_EXERCISE SET_
(a) Report each line of the entries below that contains the string "layer", copying every such line in full.
(b) Extend the article below on Arctic geopolitics and US icebreakers, picking up after its final sentence.

== READING PASSAGE ==

Tuesday, 02 January 2024 12:17 GMT

As Global Players Focus On The Arctic, US Icebreakers Are Scarce


(MENAFN- Asia Times) Nowhere on earth is global warming proceeding more rapidly than inside the Arctic Circle. Over the past two decades, the Arctic has grown five degrees Celsius warmer. And the trend is accelerating, with the Arctic warming nearly four times as rapidly as the rest of the planet.

Climate scientists expect that Arctic median temperatures will rise as much as 2 degrees Celsius annually over the coming decade.

Although temperatures normally change with glacial speed, in the Arctic those transformations are now noticeable to the naked eye: Last year marked a concerning increase in arctic wildfires and flooding.

And, as climate change continues unabated, the waters of the Arctic Sea, which stretch from Russia's northern Siberian shores across Alaska to Greenland, are opening at an unprecedented pace. This is bringing regularly scheduled commercial navigation to the Arctic for the first time in recorded history.

Attempts to circumnavigate Eurasia are certainly not new. Almost three centuries ago, in 1728, Vitus Bering rounded the strait between Alaska and Siberia that bears his name to explore the polar seas.

It was not until the 1870s that the Northern Sea route across the Arctic's Russian coast was even navigated fully by explorers. And only in 2013 did a commercial vessel actually make the entire long northern trek from Europe to Asia, even with an icebreaker escort.

Yet in the last decade, the Arctic Seas have become significantly more navigable. As a result, geopolitics is rapidly arriving in the region, a trend that I outline in my recent book, Eurasian Maritime Geopolitics .

For starters, the economic stakes are higher than ever. The Arctic is a vast, unexploited storehouse of raw materials critical to 21st century competition. The region harbors roughly a quarter of the unexplored oil and natural gas reserves on earth, as well as 150 rare earth deposits, valued at around $1 trillion. Platinum, nickel, and other rare metals stored below the ocean are crucial to high-tech industries, and therefore to the countries and companies seeking to preserve industrial power status.

===
== SUPPLIED INFORMATION ==

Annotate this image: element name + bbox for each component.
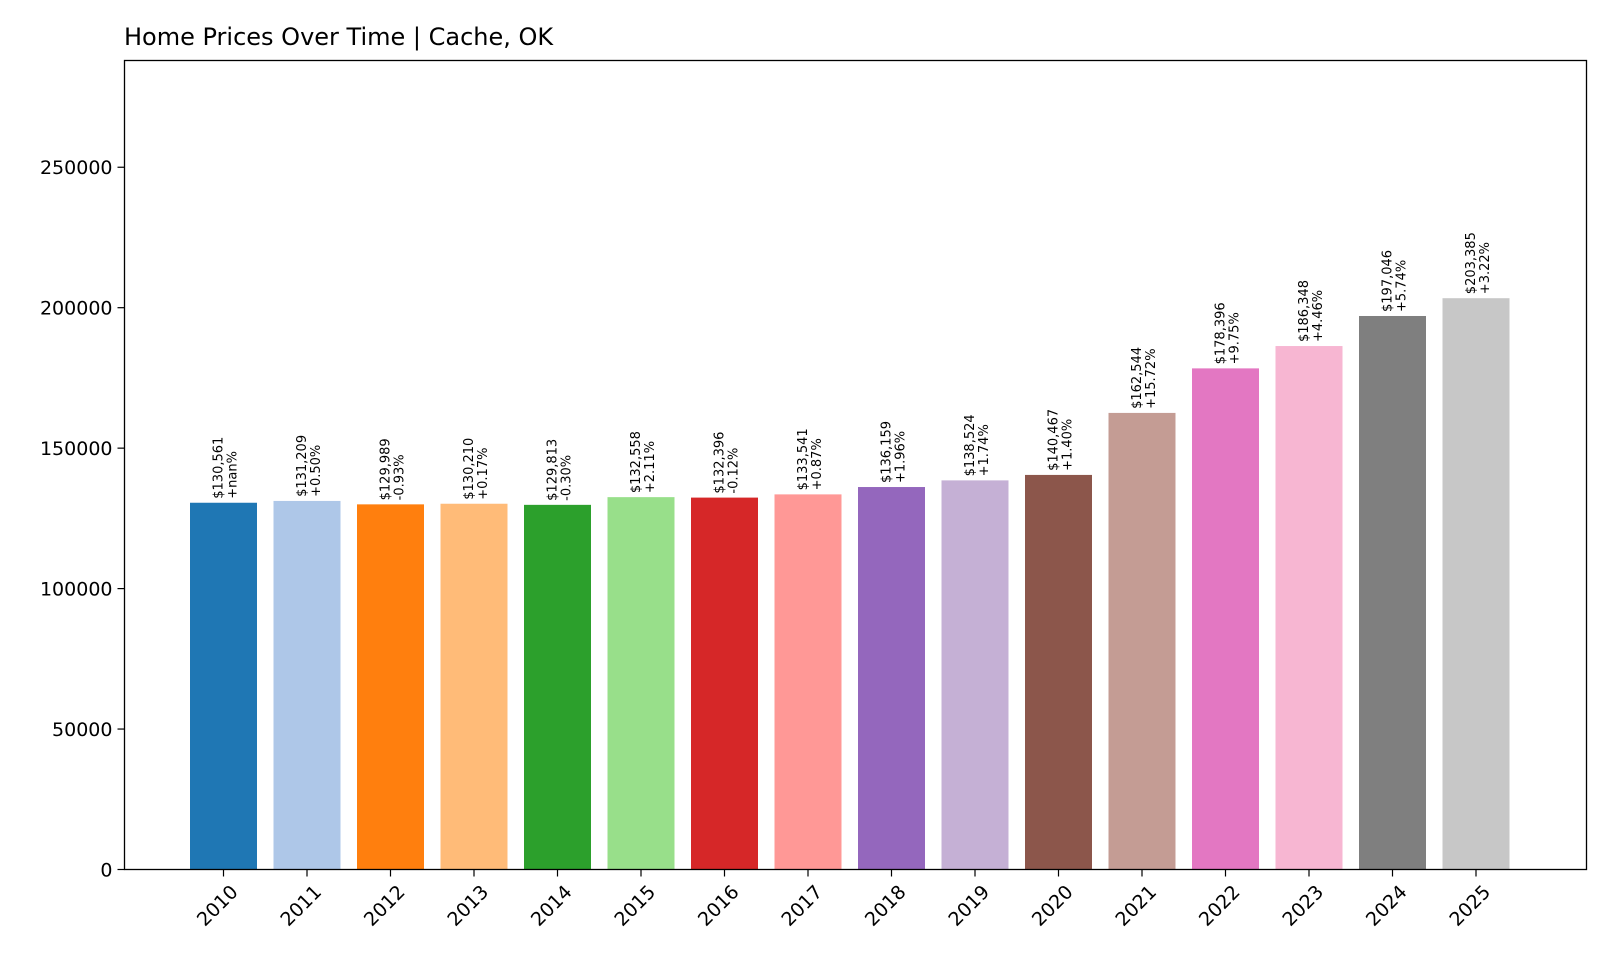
y-tick-label-100000: 100000	[40, 579, 113, 601]
bar-label-2018: $136,159+1.96%	[880, 421, 909, 483]
bar-change-label: +2.11%	[643, 441, 658, 493]
y-tick-label-200000: 200000	[40, 298, 113, 320]
bar-labels-layer: $130,561+nan% $131,209+0.50% $129,989-0.93…	[212, 232, 1494, 501]
y-tick-label-150000: 150000	[40, 438, 113, 460]
bar-2012	[357, 504, 424, 870]
bar-value-label: $162,544	[1130, 347, 1145, 409]
bar-value-label: $132,396	[713, 432, 728, 494]
bar-label-2025: $203,385+3.22%	[1464, 232, 1493, 294]
bar-value-label: $186,348	[1297, 280, 1312, 342]
bar-2010	[190, 502, 257, 870]
bar-change-label: +nan%	[226, 451, 241, 499]
bar-value-label: $129,989	[379, 438, 394, 500]
x-tick-label-2010: 2010	[193, 881, 243, 931]
x-tick-label-2021: 2021	[1111, 881, 1161, 931]
y-axis: 0 50000 100000 150000 200000 250000	[40, 157, 125, 882]
bar-label-2012: $129,989-0.93%	[379, 438, 408, 500]
bar-label-2023: $186,348+4.46%	[1297, 280, 1326, 342]
x-tick-label-2020: 2020	[1028, 881, 1078, 931]
x-tick-label-2013: 2013	[443, 881, 493, 931]
bar-label-2015: $132,558+2.11%	[629, 431, 658, 493]
bar-change-label: +0.17%	[476, 448, 491, 500]
bar-change-label: -0.12%	[727, 448, 742, 494]
x-tick-label-2014: 2014	[527, 881, 577, 931]
bar-2023	[1275, 346, 1343, 870]
bar-label-2017: $133,541+0.87%	[796, 428, 825, 490]
bar-label-2014: $129,813-0.30%	[546, 439, 575, 501]
y-tick-label-0: 0	[100, 860, 112, 882]
bar-label-2022: $178,396+9.75%	[1214, 302, 1243, 364]
bar-value-label: $130,561	[212, 437, 227, 499]
chart-title: Home Prices Over Time | Cache, OK	[124, 23, 554, 51]
bar-value-label: $140,467	[1047, 409, 1062, 471]
bar-label-2024: $197,046+5.74%	[1381, 250, 1410, 312]
bar-label-2016: $132,396-0.12%	[713, 432, 742, 494]
bar-2015	[607, 497, 675, 870]
bar-value-label: $138,524	[963, 414, 978, 476]
bar-value-label: $130,210	[462, 438, 477, 500]
bar-2011	[273, 500, 341, 870]
bar-change-label: +5.74%	[1395, 260, 1410, 312]
bar-value-label: $178,396	[1214, 302, 1229, 364]
bars-layer	[190, 298, 1510, 870]
bar-change-label: +1.96%	[894, 431, 909, 483]
bar-change-label: +3.22%	[1478, 242, 1493, 294]
plot-frame	[123, 59, 1588, 871]
x-tick-label-2015: 2015	[610, 881, 660, 931]
x-tick-label-2011: 2011	[276, 881, 326, 931]
bar-label-2021: $162,544+15.72%	[1130, 347, 1159, 409]
bar-label-2010: $130,561+nan%	[212, 437, 241, 499]
bar-value-label: $203,385	[1464, 232, 1479, 294]
bar-2019	[941, 480, 1009, 870]
bar-value-label: $197,046	[1381, 250, 1396, 312]
y-tick-label-250000: 250000	[40, 157, 113, 179]
bar-2017	[774, 494, 842, 870]
bar-change-label: +1.40%	[1061, 419, 1076, 471]
bar-change-label: +15.72%	[1144, 348, 1159, 408]
bar-change-label: -0.30%	[560, 455, 575, 501]
bar-2014	[524, 504, 591, 870]
bar-2016	[691, 497, 758, 870]
x-tick-label-2019: 2019	[944, 881, 994, 931]
bar-2013	[440, 503, 508, 870]
x-tick-label-2017: 2017	[777, 881, 827, 931]
x-tick-label-2024: 2024	[1362, 881, 1412, 931]
bar-value-label: $136,159	[880, 421, 895, 483]
bar-2024	[1359, 315, 1426, 870]
bar-change-label: +9.75%	[1228, 312, 1243, 364]
bar-value-label: $133,541	[796, 428, 811, 490]
bar-value-label: $131,209	[295, 435, 310, 497]
bar-change-label: +1.74%	[977, 424, 992, 476]
bar-value-label: $132,558	[629, 431, 644, 493]
bar-2022	[1192, 368, 1259, 870]
bar-label-2019: $138,524+1.74%	[963, 414, 992, 476]
bar-change-label: +4.46%	[1311, 290, 1326, 342]
bar-label-2013: $130,210+0.17%	[462, 438, 491, 500]
y-tick-label-50000: 50000	[52, 719, 112, 741]
bar-value-label: $129,813	[546, 439, 561, 501]
x-tick-label-2022: 2022	[1195, 881, 1245, 931]
bar-2018	[858, 487, 925, 870]
x-tick-label-2025: 2025	[1445, 881, 1495, 931]
x-tick-label-2012: 2012	[360, 881, 410, 931]
x-tick-label-2016: 2016	[694, 881, 744, 931]
bar-2021	[1108, 412, 1176, 870]
x-tick-label-2023: 2023	[1278, 881, 1328, 931]
bar-2025	[1442, 298, 1510, 870]
bar-change-label: -0.93%	[393, 454, 408, 500]
bar-2020	[1025, 474, 1092, 870]
bar-change-label: +0.87%	[810, 438, 825, 490]
bar-change-label: +0.50%	[309, 445, 324, 497]
x-tick-label-2018: 2018	[861, 881, 911, 931]
x-axis: 2010 2011 2012 2013 2014 2015 2016 2017 2018 2019…	[193, 869, 1495, 931]
bar-label-2011: $131,209+0.50%	[295, 435, 324, 497]
bar-label-2020: $140,467+1.40%	[1047, 409, 1076, 471]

===

_RESULTS_
(a)
bar-labels-layer: $130,561+nan% $131,209+0.50% $129,989-0.93…	[212, 232, 1494, 501]
bars-layer	[190, 298, 1510, 870]

(b)
The Arctic Sea, roughly 1.5 times the size of the United States, is relatively shallow, making it amenable to exploitation, climatic conditions permitting, with 240 species of fish in ample quantities, adding to all the inanimate resources.

The political-military stakes are as high as the economic ones, with the international system increasingly polarized and the Arctic a prime bone of contention. The Arctic Ocean is an area of unusual importance and a natural zone of conflict due to its geographic value. It is across the North Pole that the United States and Russia lie in closest proximity, making the Arctic seas a natural arena of rivalry in the nuclear age.

The same geopolitical reality has episodically made Greenland important: it is not accidental that the US submitted a bid to buy Greenland in 1946; that the US has maintained a major Strategic Air Command base in northern Greenland since 1951; or that President Donald Trump has been obsessed with Greenland as well.

Current international conflicts are amplifying the economic and military dimensions of Arctic competition.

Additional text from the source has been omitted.